::: TASK DATA :::

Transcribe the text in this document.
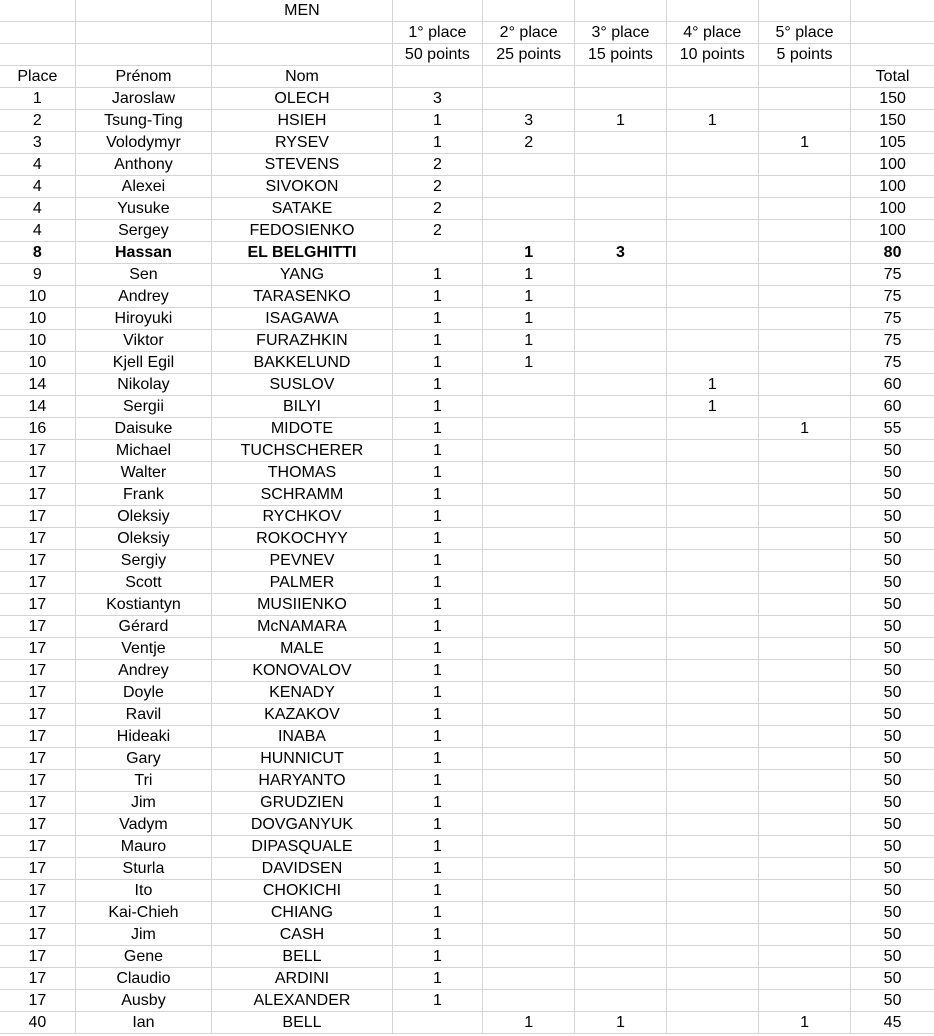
		MEN						
			1° place	2° place	3° place	4° place	5° place	
			50 points	25 points	15 points	10 points	5 points	
Place	Prénom	Nom						Total
1	Jaroslaw	OLECH	3					150
2	Tsung-Ting	HSIEH	1	3	1	1		150
3	Volodymyr	RYSEV	1	2			1	105
4	Anthony	STEVENS	2					100
4	Alexei	SIVOKON	2					100
4	Yusuke	SATAKE	2					100
4	Sergey	FEDOSIENKO	2					100
8	Hassan	EL BELGHITTI		1	3			80
9	Sen	YANG	1	1				75
10	Andrey	TARASENKO	1	1				75
10	Hiroyuki	ISAGAWA	1	1				75
10	Viktor	FURAZHKIN	1	1				75
10	Kjell Egil	BAKKELUND	1	1				75
14	Nikolay	SUSLOV	1			1		60
14	Sergii	BILYI	1			1		60
16	Daisuke	MIDOTE	1				1	55
17	Michael	TUCHSCHERER	1					50
17	Walter	THOMAS	1					50
17	Frank	SCHRAMM	1					50
17	Oleksiy	RYCHKOV	1					50
17	Oleksiy	ROKOCHYY	1					50
17	Sergiy	PEVNEV	1					50
17	Scott	PALMER	1					50
17	Kostiantyn	MUSIIENKO	1					50
17	Gérard	McNAMARA	1					50
17	Ventje	MALE	1					50
17	Andrey	KONOVALOV	1					50
17	Doyle	KENADY	1					50
17	Ravil	KAZAKOV	1					50
17	Hideaki	INABA	1					50
17	Gary	HUNNICUT	1					50
17	Tri	HARYANTO	1					50
17	Jim	GRUDZIEN	1					50
17	Vadym	DOVGANYUK	1					50
17	Mauro	DIPASQUALE	1					50
17	Sturla	DAVIDSEN	1					50
17	Ito	CHOKICHI	1					50
17	Kai-Chieh	CHIANG	1					50
17	Jim	CASH	1					50
17	Gene	BELL	1					50
17	Claudio	ARDINI	1					50
17	Ausby	ALEXANDER	1					50
40	Ian	BELL		1	1		1	45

:::

### REQUEST
Omit the pictures, and quote the material above exactly as given.

### FULL RESPONSE
Transcribe the text in this document.
		MEN						
			1° place	2° place	3° place	4° place	5° place	
			50 points	25 points	15 points	10 points	5 points	
Place	Prénom	Nom						Total
1	Jaroslaw	OLECH	3					150
2	Tsung-Ting	HSIEH	1	3	1	1		150
3	Volodymyr	RYSEV	1	2			1	105
4	Anthony	STEVENS	2					100
4	Alexei	SIVOKON	2					100
4	Yusuke	SATAKE	2					100
4	Sergey	FEDOSIENKO	2					100
8	Hassan	EL BELGHITTI		1	3			80
9	Sen	YANG	1	1				75
10	Andrey	TARASENKO	1	1				75
10	Hiroyuki	ISAGAWA	1	1				75
10	Viktor	FURAZHKIN	1	1				75
10	Kjell Egil	BAKKELUND	1	1				75
14	Nikolay	SUSLOV	1			1		60
14	Sergii	BILYI	1			1		60
16	Daisuke	MIDOTE	1				1	55
17	Michael	TUCHSCHERER	1					50
17	Walter	THOMAS	1					50
17	Frank	SCHRAMM	1					50
17	Oleksiy	RYCHKOV	1					50
17	Oleksiy	ROKOCHYY	1					50
17	Sergiy	PEVNEV	1					50
17	Scott	PALMER	1					50
17	Kostiantyn	MUSIIENKO	1					50
17	Gérard	McNAMARA	1					50
17	Ventje	MALE	1					50
17	Andrey	KONOVALOV	1					50
17	Doyle	KENADY	1					50
17	Ravil	KAZAKOV	1					50
17	Hideaki	INABA	1					50
17	Gary	HUNNICUT	1					50
17	Tri	HARYANTO	1					50
17	Jim	GRUDZIEN	1					50
17	Vadym	DOVGANYUK	1					50
17	Mauro	DIPASQUALE	1					50
17	Sturla	DAVIDSEN	1					50
17	Ito	CHOKICHI	1					50
17	Kai-Chieh	CHIANG	1					50
17	Jim	CASH	1					50
17	Gene	BELL	1					50
17	Claudio	ARDINI	1					50
17	Ausby	ALEXANDER	1					50
40	Ian	BELL		1	1		1	45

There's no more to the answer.